Filter the listing below, copying every line in which the word "Índice" appears.

> Dataset content:
* * * * * * *
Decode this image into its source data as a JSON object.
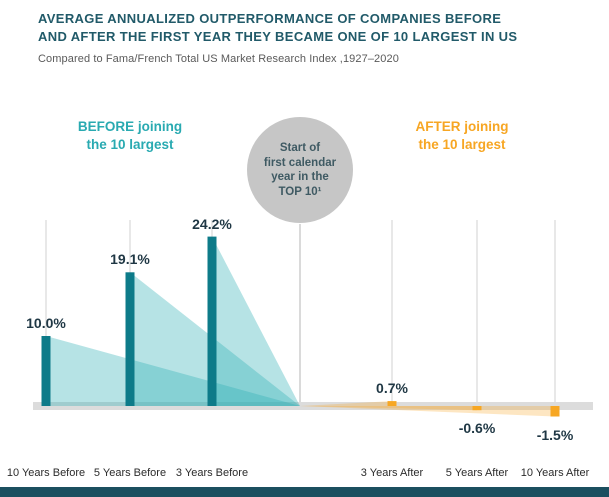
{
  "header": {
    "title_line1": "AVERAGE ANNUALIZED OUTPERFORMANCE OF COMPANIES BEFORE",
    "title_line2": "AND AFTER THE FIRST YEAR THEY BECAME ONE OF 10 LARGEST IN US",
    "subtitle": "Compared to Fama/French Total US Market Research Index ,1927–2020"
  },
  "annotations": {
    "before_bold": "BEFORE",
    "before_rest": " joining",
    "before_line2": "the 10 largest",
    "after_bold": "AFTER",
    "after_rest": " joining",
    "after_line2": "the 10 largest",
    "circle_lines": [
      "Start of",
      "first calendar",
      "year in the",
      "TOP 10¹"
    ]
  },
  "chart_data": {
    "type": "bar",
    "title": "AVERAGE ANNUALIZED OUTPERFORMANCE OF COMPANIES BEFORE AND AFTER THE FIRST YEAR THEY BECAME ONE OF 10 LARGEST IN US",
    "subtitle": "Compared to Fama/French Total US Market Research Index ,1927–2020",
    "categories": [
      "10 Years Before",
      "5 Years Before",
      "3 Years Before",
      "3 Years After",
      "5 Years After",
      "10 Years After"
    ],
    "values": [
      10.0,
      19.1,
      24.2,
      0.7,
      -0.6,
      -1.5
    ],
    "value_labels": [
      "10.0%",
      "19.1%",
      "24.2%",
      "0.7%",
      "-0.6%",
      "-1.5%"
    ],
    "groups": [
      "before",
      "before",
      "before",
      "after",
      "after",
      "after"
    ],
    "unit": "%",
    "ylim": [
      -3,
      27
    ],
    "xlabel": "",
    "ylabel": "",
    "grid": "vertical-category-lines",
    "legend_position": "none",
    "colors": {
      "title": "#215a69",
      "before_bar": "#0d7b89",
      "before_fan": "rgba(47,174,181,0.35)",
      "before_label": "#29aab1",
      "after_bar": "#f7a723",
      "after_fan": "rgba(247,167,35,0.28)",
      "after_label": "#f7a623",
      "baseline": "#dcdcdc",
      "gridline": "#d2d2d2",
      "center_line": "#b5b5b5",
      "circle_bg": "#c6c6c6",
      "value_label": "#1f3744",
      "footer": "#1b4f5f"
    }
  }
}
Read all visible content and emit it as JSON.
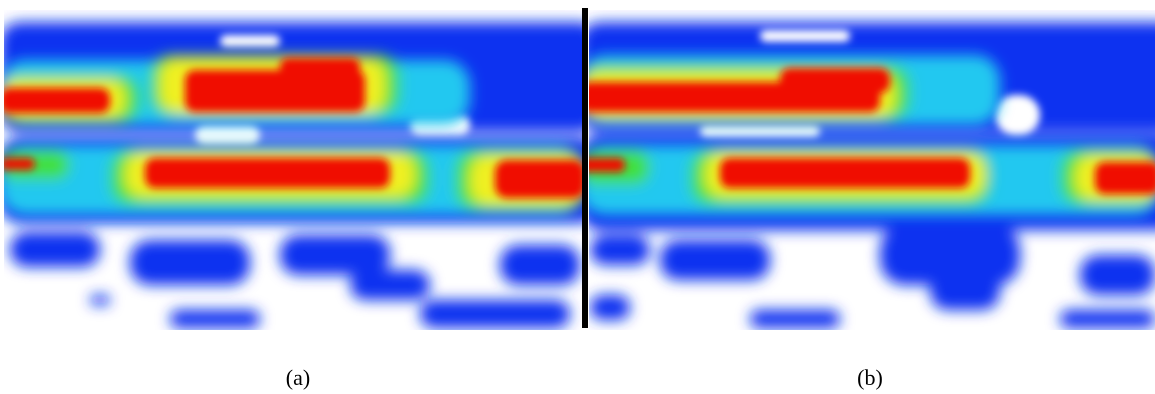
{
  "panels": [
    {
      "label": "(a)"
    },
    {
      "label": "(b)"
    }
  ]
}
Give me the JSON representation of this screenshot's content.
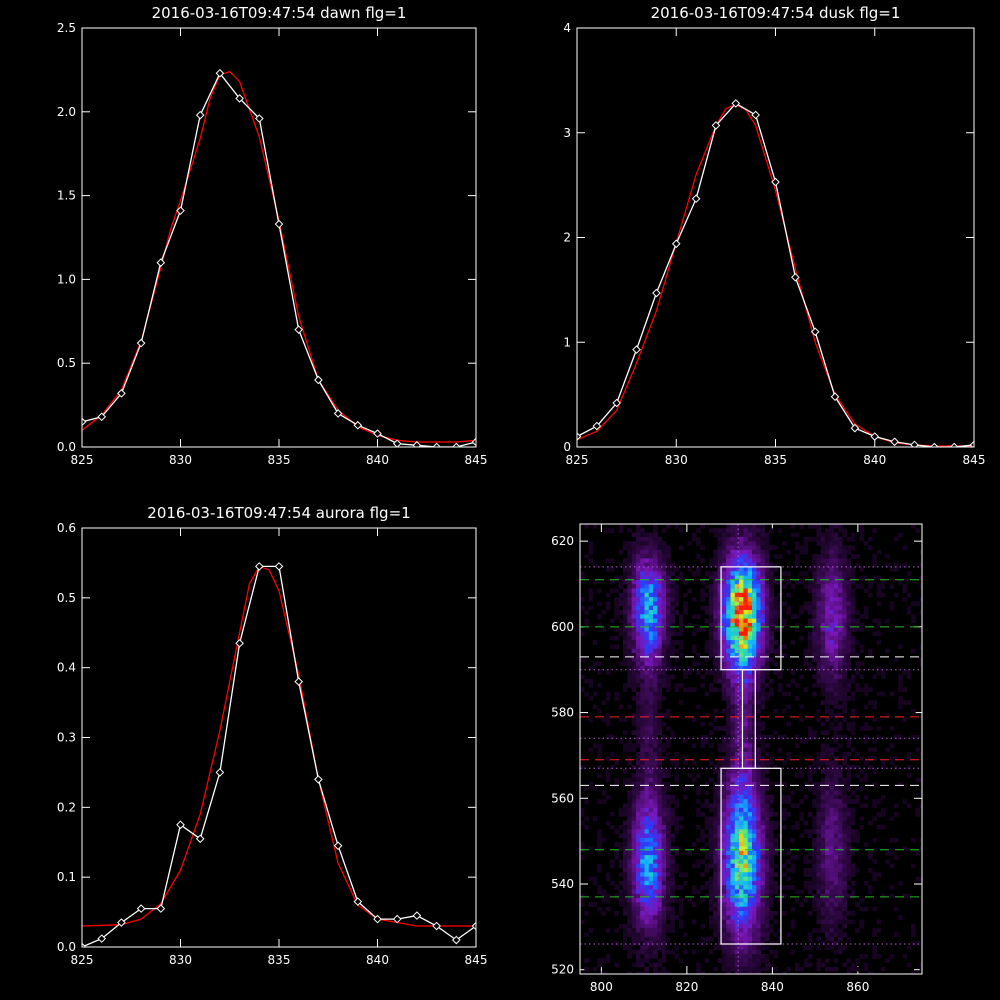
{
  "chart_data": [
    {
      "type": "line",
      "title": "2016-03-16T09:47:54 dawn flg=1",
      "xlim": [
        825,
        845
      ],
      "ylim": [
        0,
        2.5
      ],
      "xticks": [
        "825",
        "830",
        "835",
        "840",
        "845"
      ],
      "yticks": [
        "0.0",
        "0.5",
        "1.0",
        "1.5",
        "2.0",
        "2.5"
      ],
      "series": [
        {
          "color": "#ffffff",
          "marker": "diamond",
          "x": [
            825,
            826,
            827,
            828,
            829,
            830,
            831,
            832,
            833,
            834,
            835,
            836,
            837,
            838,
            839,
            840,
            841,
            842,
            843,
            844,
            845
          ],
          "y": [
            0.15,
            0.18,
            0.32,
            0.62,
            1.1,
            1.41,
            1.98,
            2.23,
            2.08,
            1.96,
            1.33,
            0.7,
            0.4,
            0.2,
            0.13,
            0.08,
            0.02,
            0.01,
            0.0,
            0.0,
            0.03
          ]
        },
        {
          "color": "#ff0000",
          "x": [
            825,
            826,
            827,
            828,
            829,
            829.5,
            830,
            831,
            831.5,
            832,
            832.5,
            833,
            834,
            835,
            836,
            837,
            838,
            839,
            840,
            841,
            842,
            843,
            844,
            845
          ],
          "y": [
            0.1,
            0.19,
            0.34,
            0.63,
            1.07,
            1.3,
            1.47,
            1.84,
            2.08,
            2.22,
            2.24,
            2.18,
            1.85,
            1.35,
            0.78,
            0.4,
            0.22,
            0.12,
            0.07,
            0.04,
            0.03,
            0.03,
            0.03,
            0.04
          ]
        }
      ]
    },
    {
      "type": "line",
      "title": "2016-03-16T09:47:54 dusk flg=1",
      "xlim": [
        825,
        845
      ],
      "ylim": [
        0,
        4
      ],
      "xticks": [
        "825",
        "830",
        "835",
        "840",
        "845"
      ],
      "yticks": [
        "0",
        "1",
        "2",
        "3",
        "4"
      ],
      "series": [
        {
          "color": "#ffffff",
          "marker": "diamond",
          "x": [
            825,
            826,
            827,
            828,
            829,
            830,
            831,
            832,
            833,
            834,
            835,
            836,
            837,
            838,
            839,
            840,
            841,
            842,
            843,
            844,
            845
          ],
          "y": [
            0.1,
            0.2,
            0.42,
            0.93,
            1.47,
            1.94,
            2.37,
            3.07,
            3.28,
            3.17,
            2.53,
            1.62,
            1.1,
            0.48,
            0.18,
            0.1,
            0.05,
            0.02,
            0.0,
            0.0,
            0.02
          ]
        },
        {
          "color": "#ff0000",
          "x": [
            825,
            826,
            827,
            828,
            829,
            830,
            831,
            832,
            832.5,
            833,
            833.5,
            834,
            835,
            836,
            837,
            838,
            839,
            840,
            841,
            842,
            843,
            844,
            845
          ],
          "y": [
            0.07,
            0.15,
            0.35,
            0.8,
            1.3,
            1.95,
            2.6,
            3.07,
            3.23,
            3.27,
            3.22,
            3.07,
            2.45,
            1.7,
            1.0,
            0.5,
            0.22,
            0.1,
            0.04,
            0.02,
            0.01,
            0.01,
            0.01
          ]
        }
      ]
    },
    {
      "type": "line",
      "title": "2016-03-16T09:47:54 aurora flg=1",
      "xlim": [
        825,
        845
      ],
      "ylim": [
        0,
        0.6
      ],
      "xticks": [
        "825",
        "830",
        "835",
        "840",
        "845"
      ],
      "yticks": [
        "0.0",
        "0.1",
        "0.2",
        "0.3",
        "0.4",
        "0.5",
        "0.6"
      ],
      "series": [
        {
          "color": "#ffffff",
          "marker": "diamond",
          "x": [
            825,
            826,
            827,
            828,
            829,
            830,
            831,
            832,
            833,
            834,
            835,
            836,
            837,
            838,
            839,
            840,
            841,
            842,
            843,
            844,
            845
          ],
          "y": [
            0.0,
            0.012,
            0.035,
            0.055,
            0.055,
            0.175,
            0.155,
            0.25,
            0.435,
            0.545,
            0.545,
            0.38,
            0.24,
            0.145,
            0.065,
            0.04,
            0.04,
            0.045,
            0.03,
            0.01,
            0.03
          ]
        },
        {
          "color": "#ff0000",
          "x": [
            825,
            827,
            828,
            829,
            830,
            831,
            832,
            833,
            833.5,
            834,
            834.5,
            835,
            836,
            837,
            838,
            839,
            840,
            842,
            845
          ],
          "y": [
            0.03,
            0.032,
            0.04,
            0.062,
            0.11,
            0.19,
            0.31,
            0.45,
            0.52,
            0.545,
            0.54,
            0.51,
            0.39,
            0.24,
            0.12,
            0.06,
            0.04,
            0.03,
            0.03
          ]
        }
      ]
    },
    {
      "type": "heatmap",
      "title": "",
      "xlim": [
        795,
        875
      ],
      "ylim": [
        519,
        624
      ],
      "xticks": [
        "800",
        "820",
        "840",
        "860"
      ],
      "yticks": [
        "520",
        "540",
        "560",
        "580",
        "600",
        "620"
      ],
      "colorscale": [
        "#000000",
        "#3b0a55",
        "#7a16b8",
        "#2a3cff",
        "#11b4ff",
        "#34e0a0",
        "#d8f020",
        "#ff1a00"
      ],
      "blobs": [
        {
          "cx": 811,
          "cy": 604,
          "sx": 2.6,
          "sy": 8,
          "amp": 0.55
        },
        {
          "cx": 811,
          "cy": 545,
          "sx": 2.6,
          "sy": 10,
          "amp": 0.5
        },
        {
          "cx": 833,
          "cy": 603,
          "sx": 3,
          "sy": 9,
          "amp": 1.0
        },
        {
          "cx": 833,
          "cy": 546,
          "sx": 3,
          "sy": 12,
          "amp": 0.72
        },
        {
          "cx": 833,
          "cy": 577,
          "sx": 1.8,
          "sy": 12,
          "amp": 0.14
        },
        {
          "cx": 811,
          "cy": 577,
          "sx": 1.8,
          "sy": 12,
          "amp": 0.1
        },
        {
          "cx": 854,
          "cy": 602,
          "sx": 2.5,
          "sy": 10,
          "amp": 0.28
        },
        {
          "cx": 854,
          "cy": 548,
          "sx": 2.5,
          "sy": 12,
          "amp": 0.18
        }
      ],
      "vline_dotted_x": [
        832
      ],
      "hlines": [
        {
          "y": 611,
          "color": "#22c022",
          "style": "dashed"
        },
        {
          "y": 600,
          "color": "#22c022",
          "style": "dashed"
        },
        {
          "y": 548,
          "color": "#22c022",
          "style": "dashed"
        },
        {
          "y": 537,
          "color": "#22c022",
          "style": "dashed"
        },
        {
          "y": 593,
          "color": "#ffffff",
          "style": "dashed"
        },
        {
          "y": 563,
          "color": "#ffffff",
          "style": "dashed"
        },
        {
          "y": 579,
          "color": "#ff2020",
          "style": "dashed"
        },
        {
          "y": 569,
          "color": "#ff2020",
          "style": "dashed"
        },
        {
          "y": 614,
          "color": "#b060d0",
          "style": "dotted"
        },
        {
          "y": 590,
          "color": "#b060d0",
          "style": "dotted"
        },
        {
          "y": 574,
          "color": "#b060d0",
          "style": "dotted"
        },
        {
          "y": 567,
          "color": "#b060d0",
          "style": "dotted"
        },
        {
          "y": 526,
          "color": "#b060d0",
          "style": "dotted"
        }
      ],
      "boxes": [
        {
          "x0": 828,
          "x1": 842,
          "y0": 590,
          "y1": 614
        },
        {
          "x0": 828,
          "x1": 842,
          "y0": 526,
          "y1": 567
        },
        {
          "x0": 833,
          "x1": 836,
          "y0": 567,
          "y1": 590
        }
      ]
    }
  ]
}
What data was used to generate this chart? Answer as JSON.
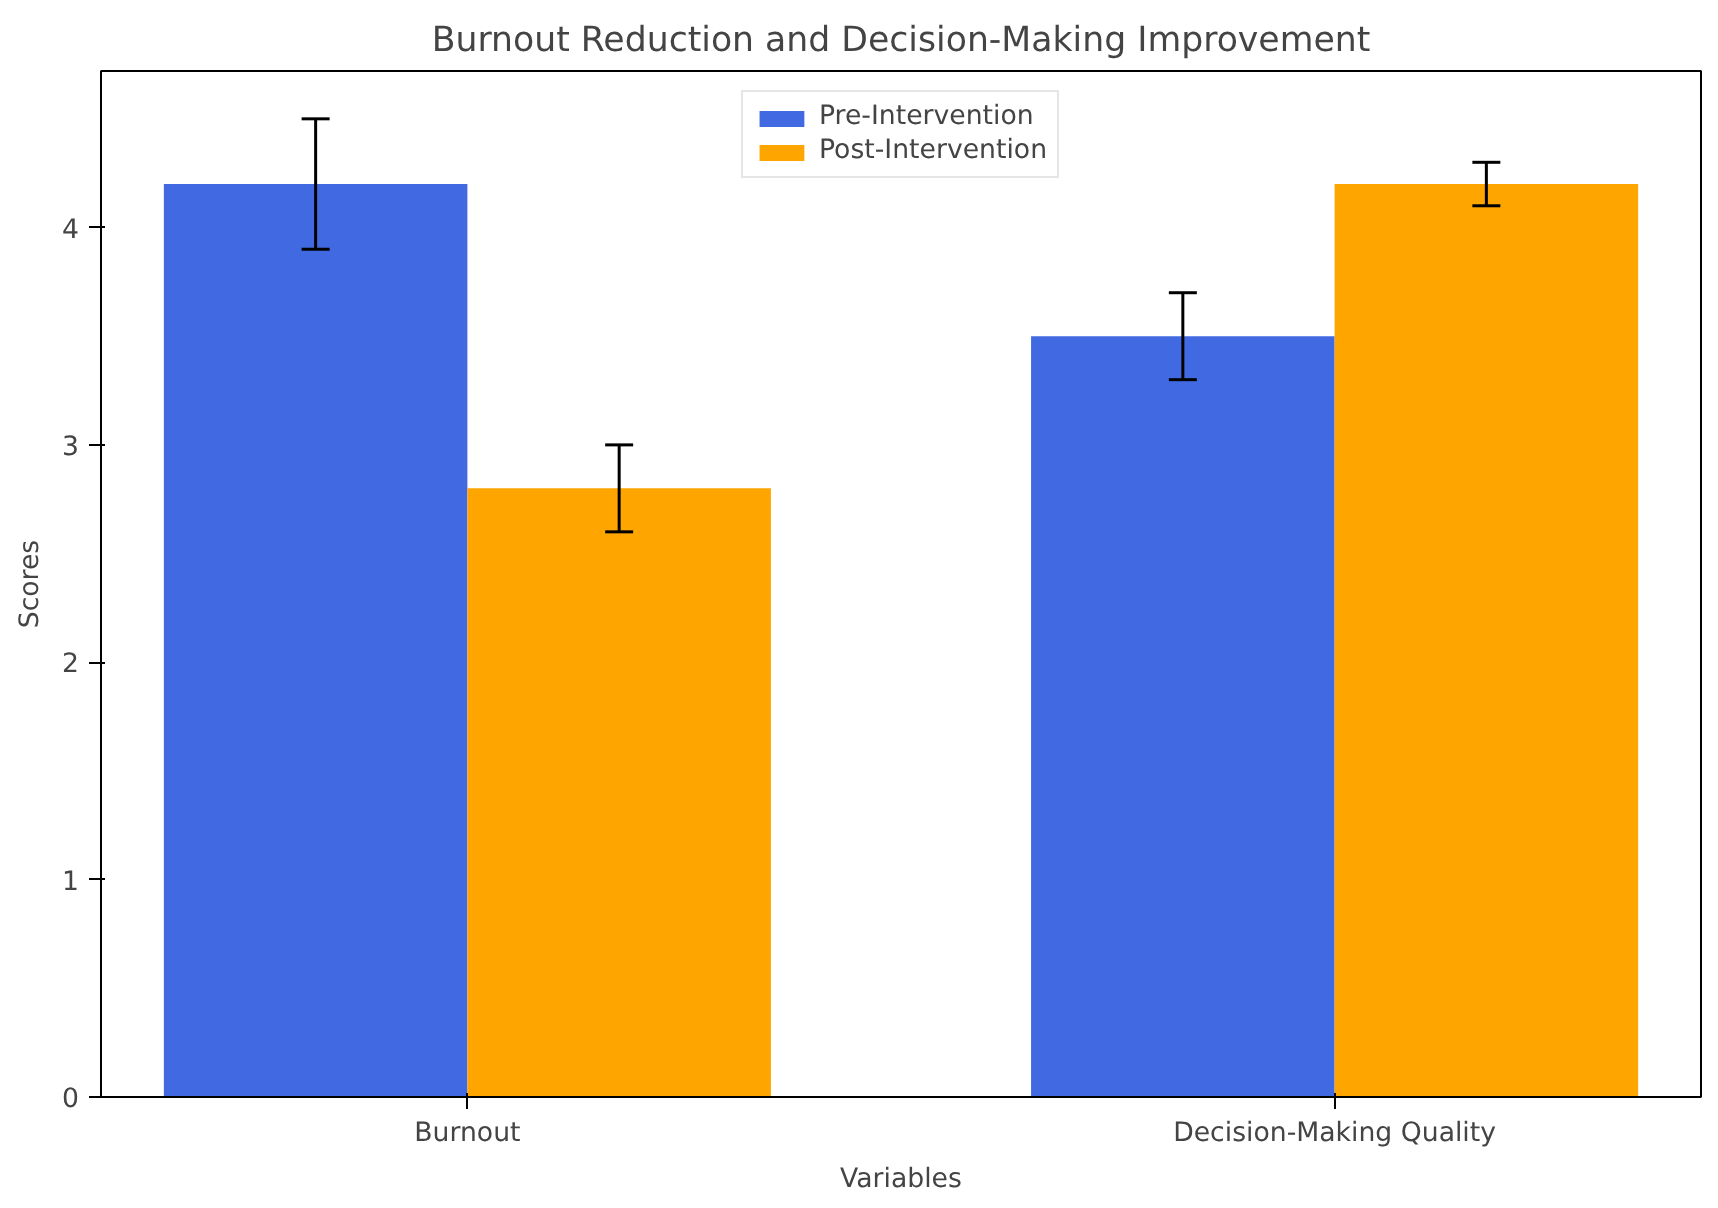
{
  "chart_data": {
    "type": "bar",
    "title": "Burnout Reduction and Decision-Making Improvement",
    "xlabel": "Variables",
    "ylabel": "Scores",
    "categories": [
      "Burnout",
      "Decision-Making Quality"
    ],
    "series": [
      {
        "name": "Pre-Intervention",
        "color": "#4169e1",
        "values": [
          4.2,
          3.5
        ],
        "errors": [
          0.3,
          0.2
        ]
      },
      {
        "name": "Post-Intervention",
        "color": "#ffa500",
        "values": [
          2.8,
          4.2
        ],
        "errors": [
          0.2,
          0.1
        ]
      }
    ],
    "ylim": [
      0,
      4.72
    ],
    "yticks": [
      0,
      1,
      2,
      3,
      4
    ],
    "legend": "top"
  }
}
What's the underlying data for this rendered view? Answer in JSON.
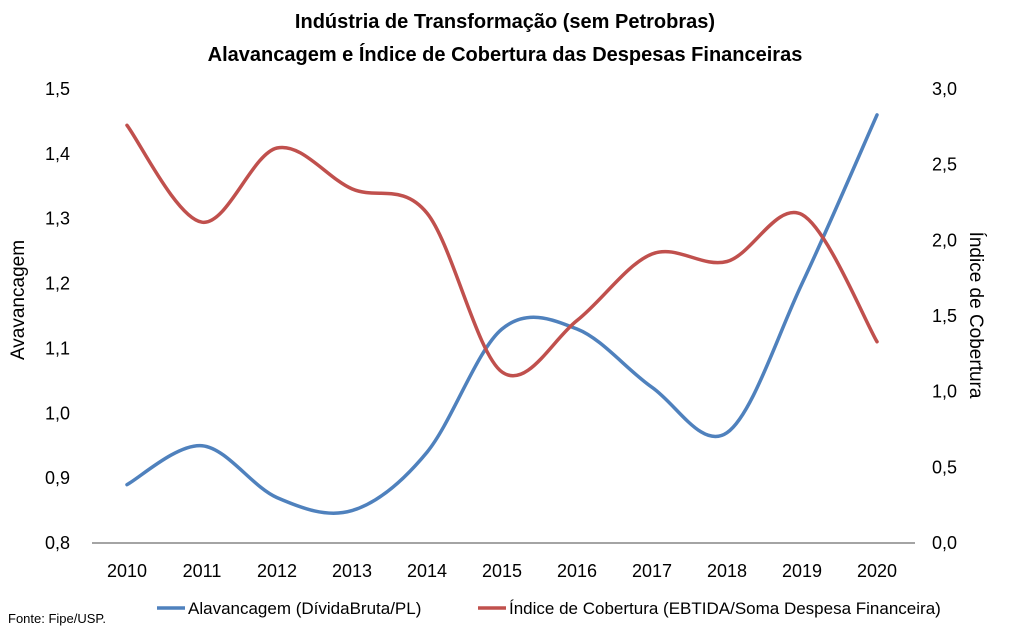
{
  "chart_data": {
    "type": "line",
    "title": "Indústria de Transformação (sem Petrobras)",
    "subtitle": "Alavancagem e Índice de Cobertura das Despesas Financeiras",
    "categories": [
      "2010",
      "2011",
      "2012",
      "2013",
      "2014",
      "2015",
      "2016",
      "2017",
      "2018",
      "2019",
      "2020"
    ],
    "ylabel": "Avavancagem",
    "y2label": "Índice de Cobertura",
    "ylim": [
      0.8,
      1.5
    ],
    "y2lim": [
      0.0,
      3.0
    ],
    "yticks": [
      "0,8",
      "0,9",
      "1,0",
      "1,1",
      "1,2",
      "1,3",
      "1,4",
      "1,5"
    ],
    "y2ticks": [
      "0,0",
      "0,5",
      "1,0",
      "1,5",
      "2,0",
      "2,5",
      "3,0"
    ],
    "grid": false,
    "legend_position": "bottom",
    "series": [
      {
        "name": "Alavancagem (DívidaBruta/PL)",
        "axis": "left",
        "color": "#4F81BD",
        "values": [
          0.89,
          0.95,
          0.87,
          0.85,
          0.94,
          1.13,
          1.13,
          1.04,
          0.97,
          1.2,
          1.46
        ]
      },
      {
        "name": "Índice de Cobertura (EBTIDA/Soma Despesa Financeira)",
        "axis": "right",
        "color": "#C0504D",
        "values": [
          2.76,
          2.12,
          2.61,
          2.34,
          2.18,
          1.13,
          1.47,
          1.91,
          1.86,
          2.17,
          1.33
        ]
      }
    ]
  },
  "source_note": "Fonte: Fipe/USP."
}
* * * * * * *
> Written reply:
    "subtitle": "Alavancagem e Índice de Cobertura das Despesas Financeiras",
    "y2label": "Índice de Cobertura",
        "name": "Índice de Cobertura (EBTIDA/Soma Despesa Financeira)",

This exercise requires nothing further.